- _Problem_:
Every record below should be printed exactly as it appears.

- _Given information_:
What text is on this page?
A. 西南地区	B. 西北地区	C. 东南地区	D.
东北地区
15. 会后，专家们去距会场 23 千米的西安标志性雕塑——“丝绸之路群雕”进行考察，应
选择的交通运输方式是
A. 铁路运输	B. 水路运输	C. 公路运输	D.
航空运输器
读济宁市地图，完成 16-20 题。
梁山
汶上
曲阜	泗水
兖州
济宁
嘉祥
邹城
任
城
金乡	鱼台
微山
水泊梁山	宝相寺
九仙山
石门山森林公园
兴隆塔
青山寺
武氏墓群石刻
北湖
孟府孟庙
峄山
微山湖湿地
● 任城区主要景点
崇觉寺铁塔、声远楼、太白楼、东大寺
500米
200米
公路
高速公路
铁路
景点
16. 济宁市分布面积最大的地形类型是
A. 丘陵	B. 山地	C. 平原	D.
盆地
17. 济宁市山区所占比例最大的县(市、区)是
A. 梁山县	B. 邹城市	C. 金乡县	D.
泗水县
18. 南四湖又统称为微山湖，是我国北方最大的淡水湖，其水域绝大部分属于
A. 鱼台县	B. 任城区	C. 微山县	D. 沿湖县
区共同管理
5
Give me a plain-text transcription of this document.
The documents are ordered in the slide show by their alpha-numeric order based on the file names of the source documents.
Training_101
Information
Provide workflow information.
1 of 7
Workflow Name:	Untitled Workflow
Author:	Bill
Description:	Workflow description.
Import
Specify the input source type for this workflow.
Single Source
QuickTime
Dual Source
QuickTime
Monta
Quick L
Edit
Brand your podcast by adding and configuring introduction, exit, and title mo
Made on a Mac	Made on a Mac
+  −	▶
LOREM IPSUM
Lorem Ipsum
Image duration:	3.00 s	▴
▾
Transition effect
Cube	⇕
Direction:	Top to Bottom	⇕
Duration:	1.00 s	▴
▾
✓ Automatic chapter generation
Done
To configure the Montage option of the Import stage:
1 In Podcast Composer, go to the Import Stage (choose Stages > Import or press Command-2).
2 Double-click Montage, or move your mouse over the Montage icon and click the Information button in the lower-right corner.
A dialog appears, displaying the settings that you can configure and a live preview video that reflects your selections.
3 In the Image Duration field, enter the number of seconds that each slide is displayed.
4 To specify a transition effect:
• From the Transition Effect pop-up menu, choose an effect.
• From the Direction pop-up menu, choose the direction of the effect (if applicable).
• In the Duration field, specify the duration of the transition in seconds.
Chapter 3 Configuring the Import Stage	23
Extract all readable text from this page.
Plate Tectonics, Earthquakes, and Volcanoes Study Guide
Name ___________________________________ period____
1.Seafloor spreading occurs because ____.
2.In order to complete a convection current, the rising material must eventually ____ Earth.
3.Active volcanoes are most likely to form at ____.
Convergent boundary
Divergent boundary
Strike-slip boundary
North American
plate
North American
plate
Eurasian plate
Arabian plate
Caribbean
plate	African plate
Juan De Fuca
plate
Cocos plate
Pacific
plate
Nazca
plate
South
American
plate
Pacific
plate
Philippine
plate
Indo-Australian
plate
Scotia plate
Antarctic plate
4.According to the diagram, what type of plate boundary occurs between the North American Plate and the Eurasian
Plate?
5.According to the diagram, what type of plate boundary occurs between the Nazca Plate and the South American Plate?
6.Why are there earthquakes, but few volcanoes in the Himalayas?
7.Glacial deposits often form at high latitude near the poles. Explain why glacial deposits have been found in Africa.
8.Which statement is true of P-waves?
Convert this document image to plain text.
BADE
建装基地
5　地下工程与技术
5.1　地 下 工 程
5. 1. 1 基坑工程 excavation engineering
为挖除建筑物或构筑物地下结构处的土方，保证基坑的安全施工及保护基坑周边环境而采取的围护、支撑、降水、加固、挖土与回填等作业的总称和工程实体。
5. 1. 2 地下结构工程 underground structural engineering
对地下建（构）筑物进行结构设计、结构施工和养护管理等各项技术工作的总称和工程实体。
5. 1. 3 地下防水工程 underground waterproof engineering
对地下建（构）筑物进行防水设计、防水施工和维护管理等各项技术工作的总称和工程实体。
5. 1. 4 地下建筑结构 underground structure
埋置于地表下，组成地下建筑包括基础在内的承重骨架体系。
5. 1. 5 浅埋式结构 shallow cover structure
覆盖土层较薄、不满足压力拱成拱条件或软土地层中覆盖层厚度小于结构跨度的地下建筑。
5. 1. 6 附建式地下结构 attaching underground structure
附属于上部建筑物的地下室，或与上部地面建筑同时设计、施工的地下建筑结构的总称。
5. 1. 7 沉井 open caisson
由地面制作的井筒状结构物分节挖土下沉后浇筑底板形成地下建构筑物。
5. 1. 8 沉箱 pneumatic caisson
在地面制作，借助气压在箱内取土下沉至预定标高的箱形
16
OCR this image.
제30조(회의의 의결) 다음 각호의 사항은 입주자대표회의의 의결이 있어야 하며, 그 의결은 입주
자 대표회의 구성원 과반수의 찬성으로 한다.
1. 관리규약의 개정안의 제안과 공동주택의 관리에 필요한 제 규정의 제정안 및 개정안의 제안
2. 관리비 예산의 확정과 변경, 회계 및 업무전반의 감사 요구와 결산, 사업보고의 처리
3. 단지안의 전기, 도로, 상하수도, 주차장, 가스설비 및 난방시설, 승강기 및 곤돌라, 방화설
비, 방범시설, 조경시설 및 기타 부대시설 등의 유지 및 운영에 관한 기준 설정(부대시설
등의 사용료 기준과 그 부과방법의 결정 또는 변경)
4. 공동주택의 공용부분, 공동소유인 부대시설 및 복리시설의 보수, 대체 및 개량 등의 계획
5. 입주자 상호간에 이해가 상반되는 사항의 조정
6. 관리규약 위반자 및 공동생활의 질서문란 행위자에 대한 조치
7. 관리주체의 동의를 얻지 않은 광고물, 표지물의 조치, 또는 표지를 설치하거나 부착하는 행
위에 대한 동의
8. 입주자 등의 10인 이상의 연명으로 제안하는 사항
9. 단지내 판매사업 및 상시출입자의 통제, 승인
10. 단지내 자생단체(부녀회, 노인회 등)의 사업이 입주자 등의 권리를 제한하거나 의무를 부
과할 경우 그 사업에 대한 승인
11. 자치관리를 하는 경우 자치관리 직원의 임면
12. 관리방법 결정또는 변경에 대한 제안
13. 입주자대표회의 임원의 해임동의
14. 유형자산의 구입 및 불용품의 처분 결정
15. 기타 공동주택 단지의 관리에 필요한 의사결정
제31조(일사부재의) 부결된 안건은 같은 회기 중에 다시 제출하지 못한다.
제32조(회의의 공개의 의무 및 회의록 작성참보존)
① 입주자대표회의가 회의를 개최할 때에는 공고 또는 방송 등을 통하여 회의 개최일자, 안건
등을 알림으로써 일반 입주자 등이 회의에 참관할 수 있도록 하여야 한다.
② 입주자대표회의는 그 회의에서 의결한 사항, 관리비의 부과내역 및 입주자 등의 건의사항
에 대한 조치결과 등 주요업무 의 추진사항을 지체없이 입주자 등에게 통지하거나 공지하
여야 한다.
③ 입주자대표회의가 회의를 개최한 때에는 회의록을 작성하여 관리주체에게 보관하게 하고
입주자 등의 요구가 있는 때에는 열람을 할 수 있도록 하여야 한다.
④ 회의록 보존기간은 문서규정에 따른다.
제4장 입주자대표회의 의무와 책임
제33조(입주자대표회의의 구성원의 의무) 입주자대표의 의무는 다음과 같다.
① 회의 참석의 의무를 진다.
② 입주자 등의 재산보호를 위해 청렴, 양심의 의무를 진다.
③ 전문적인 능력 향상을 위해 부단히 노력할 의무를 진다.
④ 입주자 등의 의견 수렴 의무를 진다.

- _Task output_:
What text is on this page?
A. 西南地区	B. 西北地区	C. 东南地区	D.
东北地区
15. 会后，专家们去距会场 23 千米的西安标志性雕塑——“丝绸之路群雕”进行考察，应
选择的交通运输方式是
A. 铁路运输	B. 水路运输	C. 公路运输	D.
航空运输器
读济宁市地图，完成 16-20 题。
梁山
汶上
曲阜	泗水
兖州
济宁
嘉祥
邹城
任
城
金乡	鱼台
微山
水泊梁山	宝相寺
九仙山
石门山森林公园
兴隆塔
青山寺
武氏墓群石刻
北湖
孟府孟庙
峄山
微山湖湿地
● 任城区主要景点
崇觉寺铁塔、声远楼、太白楼、东大寺
500米
200米
公路
高速公路
铁路
景点
16. 济宁市分布面积最大的地形类型是
A. 丘陵	B. 山地	C. 平原	D.
盆地
17. 济宁市山区所占比例最大的县(市、区)是
A. 梁山县	B. 邹城市	C. 金乡县	D.
泗水县
18. 南四湖又统称为微山湖，是我国北方最大的淡水湖，其水域绝大部分属于
A. 鱼台县	B. 任城区	C. 微山县	D. 沿湖县
区共同管理
5
Give me a plain-text transcription of this document.
The documents are ordered in the slide show by their alpha-numeric order based on the file names of the source documents.
Training_101
Information
Provide workflow information.
1 of 7
Workflow Name:	Untitled Workflow
Author:	Bill
Description:	Workflow description.
Import
Specify the input source type for this workflow.
Single Source
QuickTime
Dual Source
QuickTime
Monta
Quick L
Edit
Brand your podcast by adding and configuring introduction, exit, and title mo
Made on a Mac	Made on a Mac
+  −	▶
LOREM IPSUM
Lorem Ipsum
Image duration:	3.00 s	▴
▾
Transition effect
Cube	⇕
Direction:	Top to Bottom	⇕
Duration:	1.00 s	▴
▾
✓ Automatic chapter generation
Done
To configure the Montage option of the Import stage:
1 In Podcast Composer, go to the Import Stage (choose Stages > Import or press Command-2).
2 Double-click Montage, or move your mouse over the Montage icon and click the Information button in the lower-right corner.
A dialog appears, displaying the settings that you can configure and a live preview video that reflects your selections.
3 In the Image Duration field, enter the number of seconds that each slide is displayed.
4 To specify a transition effect:
• From the Transition Effect pop-up menu, choose an effect.
• From the Direction pop-up menu, choose the direction of the effect (if applicable).
• In the Duration field, specify the duration of the transition in seconds.
Chapter 3 Configuring the Import Stage	23
Extract all readable text from this page.
Plate Tectonics, Earthquakes, and Volcanoes Study Guide
Name ___________________________________ period____
1.Seafloor spreading occurs because ____.
2.In order to complete a convection current, the rising material must eventually ____ Earth.
3.Active volcanoes are most likely to form at ____.
Convergent boundary
Divergent boundary
Strike-slip boundary
North American
plate
North American
plate
Eurasian plate
Arabian plate
Caribbean
plate	African plate
Juan De Fuca
plate
Cocos plate
Pacific
plate
Nazca
plate
South
American
plate
Pacific
plate
Philippine
plate
Indo-Australian
plate
Scotia plate
Antarctic plate
4.According to the diagram, what type of plate boundary occurs between the North American Plate and the Eurasian
Plate?
5.According to the diagram, what type of plate boundary occurs between the Nazca Plate and the South American Plate?
6.Why are there earthquakes, but few volcanoes in the Himalayas?
7.Glacial deposits often form at high latitude near the poles. Explain why glacial deposits have been found in Africa.
8.Which statement is true of P-waves?
Convert this document image to plain text.
BADE
建装基地
5　地下工程与技术
5.1　地 下 工 程
5. 1. 1 基坑工程 excavation engineering
为挖除建筑物或构筑物地下结构处的土方，保证基坑的安全施工及保护基坑周边环境而采取的围护、支撑、降水、加固、挖土与回填等作业的总称和工程实体。
5. 1. 2 地下结构工程 underground structural engineering
对地下建（构）筑物进行结构设计、结构施工和养护管理等各项技术工作的总称和工程实体。
5. 1. 3 地下防水工程 underground waterproof engineering
对地下建（构）筑物进行防水设计、防水施工和维护管理等各项技术工作的总称和工程实体。
5. 1. 4 地下建筑结构 underground structure
埋置于地表下，组成地下建筑包括基础在内的承重骨架体系。
5. 1. 5 浅埋式结构 shallow cover structure
覆盖土层较薄、不满足压力拱成拱条件或软土地层中覆盖层厚度小于结构跨度的地下建筑。
5. 1. 6 附建式地下结构 attaching underground structure
附属于上部建筑物的地下室，或与上部地面建筑同时设计、施工的地下建筑结构的总称。
5. 1. 7 沉井 open caisson
由地面制作的井筒状结构物分节挖土下沉后浇筑底板形成地下建构筑物。
5. 1. 8 沉箱 pneumatic caisson
在地面制作，借助气压在箱内取土下沉至预定标高的箱形
16
OCR this image.
제30조(회의의 의결) 다음 각호의 사항은 입주자대표회의의 의결이 있어야 하며, 그 의결은 입주
자 대표회의 구성원 과반수의 찬성으로 한다.
1. 관리규약의 개정안의 제안과 공동주택의 관리에 필요한 제 규정의 제정안 및 개정안의 제안
2. 관리비 예산의 확정과 변경, 회계 및 업무전반의 감사 요구와 결산, 사업보고의 처리
3. 단지안의 전기, 도로, 상하수도, 주차장, 가스설비 및 난방시설, 승강기 및 곤돌라, 방화설
비, 방범시설, 조경시설 및 기타 부대시설 등의 유지 및 운영에 관한 기준 설정(부대시설
등의 사용료 기준과 그 부과방법의 결정 또는 변경)
4. 공동주택의 공용부분, 공동소유인 부대시설 및 복리시설의 보수, 대체 및 개량 등의 계획
5. 입주자 상호간에 이해가 상반되는 사항의 조정
6. 관리규약 위반자 및 공동생활의 질서문란 행위자에 대한 조치
7. 관리주체의 동의를 얻지 않은 광고물, 표지물의 조치, 또는 표지를 설치하거나 부착하는 행
위에 대한 동의
8. 입주자 등의 10인 이상의 연명으로 제안하는 사항
9. 단지내 판매사업 및 상시출입자의 통제, 승인
10. 단지내 자생단체(부녀회, 노인회 등)의 사업이 입주자 등의 권리를 제한하거나 의무를 부
과할 경우 그 사업에 대한 승인
11. 자치관리를 하는 경우 자치관리 직원의 임면
12. 관리방법 결정또는 변경에 대한 제안
13. 입주자대표회의 임원의 해임동의
14. 유형자산의 구입 및 불용품의 처분 결정
15. 기타 공동주택 단지의 관리에 필요한 의사결정
제31조(일사부재의) 부결된 안건은 같은 회기 중에 다시 제출하지 못한다.
제32조(회의의 공개의 의무 및 회의록 작성참보존)
① 입주자대표회의가 회의를 개최할 때에는 공고 또는 방송 등을 통하여 회의 개최일자, 안건
등을 알림으로써 일반 입주자 등이 회의에 참관할 수 있도록 하여야 한다.
② 입주자대표회의는 그 회의에서 의결한 사항, 관리비의 부과내역 및 입주자 등의 건의사항
에 대한 조치결과 등 주요업무 의 추진사항을 지체없이 입주자 등에게 통지하거나 공지하
여야 한다.
③ 입주자대표회의가 회의를 개최한 때에는 회의록을 작성하여 관리주체에게 보관하게 하고
입주자 등의 요구가 있는 때에는 열람을 할 수 있도록 하여야 한다.
④ 회의록 보존기간은 문서규정에 따른다.
제4장 입주자대표회의 의무와 책임
제33조(입주자대표회의의 구성원의 의무) 입주자대표의 의무는 다음과 같다.
① 회의 참석의 의무를 진다.
② 입주자 등의 재산보호를 위해 청렴, 양심의 의무를 진다.
③ 전문적인 능력 향상을 위해 부단히 노력할 의무를 진다.
④ 입주자 등의 의견 수렴 의무를 진다.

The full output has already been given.